Problems:
1. In the biomethane interview, swap "Kanadevia Inova Capital" for "the investment firm" and write out the stretch from "Biomethane: a Circular" through "Removers’ key partners.".
2. Answer these questions from the biomethane interview:
(a) What field did the interviewee work in before moving into renewables?
(b) Where is the Crofthead Biogas Plant located?
(c) What does digestate substitute for?
3. Take the biomethane interview further, starting after its final sentence.

Passage given:
Biomethane: a Circular Economy Powerhouse

Meet Alexander Todhunter, Investor Director at Kanadevia Inova Capital, and one of The Carbon Removers’ key partners.

Biogas: less time in the office, more time in fields with farmers

I actually started out in financial advisory before moving into renewables about ten years ago. I joined Iona Capital, now rebranded as Kanadevia Inova Capital, and spent the last decade in biogas. That meant a big shift: less time in offices, more time in fields with farmers. Today I look after two large biomethane assets in the group, including Crofthead Biogas in Scotland.


Crofthead Biogas Plant in Dumfries, Scotland

One single process for a triple impact: clean energy, captured carbon, and sustainable fertilizer

For me, biomethane is one of the best ways to decarbonize heat that’s available right now. It doesn’t require electrification, and it works directly in the existing gas grid. Biomethane is a one-for-one substitute for natural gas. On top of that, you generate biogenic CO₂ — which means you can actually produce carbon-negative energy. And you also produce a sustainable fertilizer, digestate, that substitutes synthetic fertilizer.

A run of rows
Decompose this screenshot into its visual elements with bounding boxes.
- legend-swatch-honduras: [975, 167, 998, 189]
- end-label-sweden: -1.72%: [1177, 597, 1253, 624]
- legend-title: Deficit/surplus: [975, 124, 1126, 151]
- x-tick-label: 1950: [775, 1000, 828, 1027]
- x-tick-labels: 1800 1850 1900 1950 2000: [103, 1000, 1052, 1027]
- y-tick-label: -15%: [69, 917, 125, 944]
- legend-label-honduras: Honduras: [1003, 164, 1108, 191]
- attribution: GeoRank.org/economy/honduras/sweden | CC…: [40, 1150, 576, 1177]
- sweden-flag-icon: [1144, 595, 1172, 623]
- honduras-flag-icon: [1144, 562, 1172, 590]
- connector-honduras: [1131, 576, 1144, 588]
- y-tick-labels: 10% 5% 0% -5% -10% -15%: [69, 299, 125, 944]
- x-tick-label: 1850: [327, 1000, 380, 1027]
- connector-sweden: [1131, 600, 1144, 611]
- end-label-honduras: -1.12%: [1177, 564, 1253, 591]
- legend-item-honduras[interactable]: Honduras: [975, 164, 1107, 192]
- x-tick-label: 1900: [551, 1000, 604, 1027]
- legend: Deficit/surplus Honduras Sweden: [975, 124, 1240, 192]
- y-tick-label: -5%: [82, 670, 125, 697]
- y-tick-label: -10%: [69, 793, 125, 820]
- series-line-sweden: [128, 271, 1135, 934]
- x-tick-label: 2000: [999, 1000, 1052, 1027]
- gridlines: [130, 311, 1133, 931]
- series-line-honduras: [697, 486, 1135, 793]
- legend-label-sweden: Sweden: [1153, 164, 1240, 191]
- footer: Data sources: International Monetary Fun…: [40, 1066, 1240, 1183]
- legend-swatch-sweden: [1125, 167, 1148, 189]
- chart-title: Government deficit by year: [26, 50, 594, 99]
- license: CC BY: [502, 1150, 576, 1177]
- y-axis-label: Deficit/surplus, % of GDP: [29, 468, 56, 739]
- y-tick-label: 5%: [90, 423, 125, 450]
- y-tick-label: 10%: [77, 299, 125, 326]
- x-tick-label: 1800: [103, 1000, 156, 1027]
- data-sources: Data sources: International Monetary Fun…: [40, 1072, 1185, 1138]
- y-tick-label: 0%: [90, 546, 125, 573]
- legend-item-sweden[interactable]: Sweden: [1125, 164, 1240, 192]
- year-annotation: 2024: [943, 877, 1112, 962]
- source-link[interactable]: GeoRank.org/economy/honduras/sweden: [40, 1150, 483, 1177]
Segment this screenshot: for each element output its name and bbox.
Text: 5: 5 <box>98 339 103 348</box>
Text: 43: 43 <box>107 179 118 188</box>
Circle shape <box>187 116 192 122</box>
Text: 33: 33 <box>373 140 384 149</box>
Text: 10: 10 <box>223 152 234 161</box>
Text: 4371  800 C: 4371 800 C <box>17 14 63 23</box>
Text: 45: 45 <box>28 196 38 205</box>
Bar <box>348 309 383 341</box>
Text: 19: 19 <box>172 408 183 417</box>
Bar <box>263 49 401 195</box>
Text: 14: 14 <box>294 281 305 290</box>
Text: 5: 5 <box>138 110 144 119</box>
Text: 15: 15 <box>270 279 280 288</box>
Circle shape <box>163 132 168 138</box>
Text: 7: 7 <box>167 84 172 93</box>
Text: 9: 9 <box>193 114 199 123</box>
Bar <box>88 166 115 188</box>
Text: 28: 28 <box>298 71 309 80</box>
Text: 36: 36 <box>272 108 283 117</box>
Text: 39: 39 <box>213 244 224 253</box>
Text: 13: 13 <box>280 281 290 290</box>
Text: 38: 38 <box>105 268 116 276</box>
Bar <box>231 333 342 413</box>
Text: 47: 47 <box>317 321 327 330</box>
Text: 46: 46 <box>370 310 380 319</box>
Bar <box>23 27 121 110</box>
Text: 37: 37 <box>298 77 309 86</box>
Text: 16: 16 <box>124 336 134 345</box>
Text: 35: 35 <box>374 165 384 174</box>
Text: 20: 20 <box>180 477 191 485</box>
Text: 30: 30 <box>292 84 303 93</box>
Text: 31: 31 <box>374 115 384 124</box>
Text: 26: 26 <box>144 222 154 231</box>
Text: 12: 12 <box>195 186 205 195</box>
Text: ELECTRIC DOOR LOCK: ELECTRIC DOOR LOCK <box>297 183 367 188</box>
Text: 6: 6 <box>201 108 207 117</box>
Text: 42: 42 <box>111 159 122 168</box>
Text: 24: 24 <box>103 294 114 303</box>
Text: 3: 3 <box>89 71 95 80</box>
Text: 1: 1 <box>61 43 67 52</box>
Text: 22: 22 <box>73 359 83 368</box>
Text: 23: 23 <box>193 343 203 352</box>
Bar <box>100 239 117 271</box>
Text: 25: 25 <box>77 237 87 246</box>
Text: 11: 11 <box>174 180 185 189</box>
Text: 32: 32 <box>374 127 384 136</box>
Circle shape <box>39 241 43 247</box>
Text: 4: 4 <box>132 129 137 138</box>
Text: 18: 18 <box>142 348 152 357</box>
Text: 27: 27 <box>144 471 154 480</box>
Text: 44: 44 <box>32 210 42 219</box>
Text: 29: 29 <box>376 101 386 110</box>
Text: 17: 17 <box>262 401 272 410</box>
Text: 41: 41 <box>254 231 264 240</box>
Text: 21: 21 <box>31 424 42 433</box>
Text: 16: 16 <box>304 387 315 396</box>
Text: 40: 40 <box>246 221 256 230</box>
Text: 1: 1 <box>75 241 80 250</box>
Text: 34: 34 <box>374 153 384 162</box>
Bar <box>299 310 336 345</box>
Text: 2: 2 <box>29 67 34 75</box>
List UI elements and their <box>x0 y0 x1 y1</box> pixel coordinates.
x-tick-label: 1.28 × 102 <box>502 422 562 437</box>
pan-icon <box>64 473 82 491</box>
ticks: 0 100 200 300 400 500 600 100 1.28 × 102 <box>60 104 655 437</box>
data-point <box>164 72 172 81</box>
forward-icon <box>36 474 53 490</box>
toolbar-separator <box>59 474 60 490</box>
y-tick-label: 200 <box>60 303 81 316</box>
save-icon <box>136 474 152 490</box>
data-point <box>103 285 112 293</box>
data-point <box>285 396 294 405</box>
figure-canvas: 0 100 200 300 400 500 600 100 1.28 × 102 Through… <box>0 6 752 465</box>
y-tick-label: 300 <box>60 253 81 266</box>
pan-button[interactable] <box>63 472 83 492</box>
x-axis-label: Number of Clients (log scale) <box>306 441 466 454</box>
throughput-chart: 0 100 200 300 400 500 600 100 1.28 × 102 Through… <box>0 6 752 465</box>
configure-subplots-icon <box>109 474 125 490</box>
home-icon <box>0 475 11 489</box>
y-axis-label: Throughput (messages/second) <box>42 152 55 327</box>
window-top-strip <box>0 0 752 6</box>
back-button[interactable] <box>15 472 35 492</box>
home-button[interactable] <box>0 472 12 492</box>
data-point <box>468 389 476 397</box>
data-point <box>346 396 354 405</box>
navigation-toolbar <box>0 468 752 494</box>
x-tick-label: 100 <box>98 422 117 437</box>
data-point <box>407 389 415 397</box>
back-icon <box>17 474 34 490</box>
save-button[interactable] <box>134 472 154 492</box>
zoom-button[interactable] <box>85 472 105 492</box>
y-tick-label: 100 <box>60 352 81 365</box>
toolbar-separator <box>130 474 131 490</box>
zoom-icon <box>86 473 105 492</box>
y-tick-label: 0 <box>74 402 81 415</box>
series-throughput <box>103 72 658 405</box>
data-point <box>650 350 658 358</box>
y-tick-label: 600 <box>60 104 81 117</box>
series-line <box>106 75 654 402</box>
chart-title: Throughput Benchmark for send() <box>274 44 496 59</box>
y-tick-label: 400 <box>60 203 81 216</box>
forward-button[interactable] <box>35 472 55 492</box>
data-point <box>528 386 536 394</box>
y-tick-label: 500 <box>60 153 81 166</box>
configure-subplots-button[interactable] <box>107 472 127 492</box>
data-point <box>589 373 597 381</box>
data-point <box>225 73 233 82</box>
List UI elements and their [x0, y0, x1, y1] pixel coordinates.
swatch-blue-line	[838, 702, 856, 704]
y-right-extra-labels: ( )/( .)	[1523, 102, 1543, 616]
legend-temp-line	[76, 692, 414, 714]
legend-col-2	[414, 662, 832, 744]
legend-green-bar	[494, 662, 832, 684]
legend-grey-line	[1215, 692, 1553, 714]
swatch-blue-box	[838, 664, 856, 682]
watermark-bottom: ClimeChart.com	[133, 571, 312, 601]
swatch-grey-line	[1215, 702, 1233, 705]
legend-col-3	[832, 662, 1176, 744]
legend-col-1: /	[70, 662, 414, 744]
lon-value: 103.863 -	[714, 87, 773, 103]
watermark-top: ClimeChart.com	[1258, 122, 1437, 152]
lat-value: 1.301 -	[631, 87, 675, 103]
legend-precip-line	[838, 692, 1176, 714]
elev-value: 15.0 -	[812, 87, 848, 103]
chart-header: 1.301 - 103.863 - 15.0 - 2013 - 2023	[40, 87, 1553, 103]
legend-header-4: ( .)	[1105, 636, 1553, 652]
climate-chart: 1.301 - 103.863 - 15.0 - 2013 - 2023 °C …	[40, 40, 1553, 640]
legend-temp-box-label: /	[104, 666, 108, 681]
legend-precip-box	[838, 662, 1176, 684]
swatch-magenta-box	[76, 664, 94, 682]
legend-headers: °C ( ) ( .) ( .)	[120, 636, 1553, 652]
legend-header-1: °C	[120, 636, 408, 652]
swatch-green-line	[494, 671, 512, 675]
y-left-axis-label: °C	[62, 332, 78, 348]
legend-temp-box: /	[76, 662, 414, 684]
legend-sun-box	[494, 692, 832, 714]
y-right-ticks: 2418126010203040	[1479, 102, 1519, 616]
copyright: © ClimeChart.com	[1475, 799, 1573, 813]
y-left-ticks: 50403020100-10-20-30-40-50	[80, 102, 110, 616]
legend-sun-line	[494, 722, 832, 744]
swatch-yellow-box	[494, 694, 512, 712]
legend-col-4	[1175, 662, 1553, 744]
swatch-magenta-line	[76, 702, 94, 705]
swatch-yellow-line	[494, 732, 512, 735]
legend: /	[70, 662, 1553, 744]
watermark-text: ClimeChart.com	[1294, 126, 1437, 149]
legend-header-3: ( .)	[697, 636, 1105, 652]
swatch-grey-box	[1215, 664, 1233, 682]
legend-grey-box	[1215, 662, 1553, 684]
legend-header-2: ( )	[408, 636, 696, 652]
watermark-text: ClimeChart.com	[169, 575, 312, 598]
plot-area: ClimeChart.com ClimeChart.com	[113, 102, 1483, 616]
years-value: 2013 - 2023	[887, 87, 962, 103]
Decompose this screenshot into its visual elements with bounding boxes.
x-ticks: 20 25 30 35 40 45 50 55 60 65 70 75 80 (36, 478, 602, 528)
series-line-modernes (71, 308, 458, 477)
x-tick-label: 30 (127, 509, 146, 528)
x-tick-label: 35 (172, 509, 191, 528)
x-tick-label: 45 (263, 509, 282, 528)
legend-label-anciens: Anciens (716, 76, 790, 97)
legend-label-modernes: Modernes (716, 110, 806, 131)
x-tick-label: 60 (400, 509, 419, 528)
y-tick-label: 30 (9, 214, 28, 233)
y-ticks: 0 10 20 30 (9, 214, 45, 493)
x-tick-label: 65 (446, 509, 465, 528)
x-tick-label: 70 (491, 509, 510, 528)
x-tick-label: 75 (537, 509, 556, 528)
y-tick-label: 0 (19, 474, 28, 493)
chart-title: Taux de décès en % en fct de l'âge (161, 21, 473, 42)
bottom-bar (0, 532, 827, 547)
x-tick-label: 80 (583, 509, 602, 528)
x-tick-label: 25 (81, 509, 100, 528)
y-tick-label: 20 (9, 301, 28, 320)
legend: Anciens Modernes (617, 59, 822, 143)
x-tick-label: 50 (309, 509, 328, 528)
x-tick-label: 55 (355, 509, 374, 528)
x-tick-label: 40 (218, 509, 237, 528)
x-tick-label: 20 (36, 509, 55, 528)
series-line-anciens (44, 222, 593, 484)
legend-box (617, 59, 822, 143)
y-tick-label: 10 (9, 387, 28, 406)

Answers for the exercise:
1.
Biomethane: a Circular Economy Powerhouse

Meet Alexander Todhunter, Investor Director at the investment firm, and one of The Carbon Removers’ key partners.

2.
(a) Financial advisory.
(b) Dumfries, Scotland.
(c) Synthetic fertilizer.

3.
You end up with three valuable products at once: green gas, captured carbon, and fertilizer. It’s a perfect fit for the circular economy.

We are mindful of community perceptions of biogas in the UK. All our plants are built into the local agricultural economy. We use waste feedstocks, agricultural residues, and then return digestate back to the land. That means we’re not only displacing fossil fuels but also cutting fugitive emissions and replacing ammonia-based fertilizers. Of course, location is key. You need to size the plant and the traffic movements correctly for the locality.

Done well, the benefits are obvious to the farming community

Kanadevia Inova Capital is part of Kanadevia Inova, a global cleantech company in Switzerland, with a Japanese parent listed on the Nikkei. We’ve invested several hundred million into biogas projects, mainly in the UK but now expanding internationally. We’ve got a team of 20 investment professionals in London and about 50 people operating our plants across the UK.

We’ve invested several hundred millions into biogas projects, mainly in the UK but now expanding internationally.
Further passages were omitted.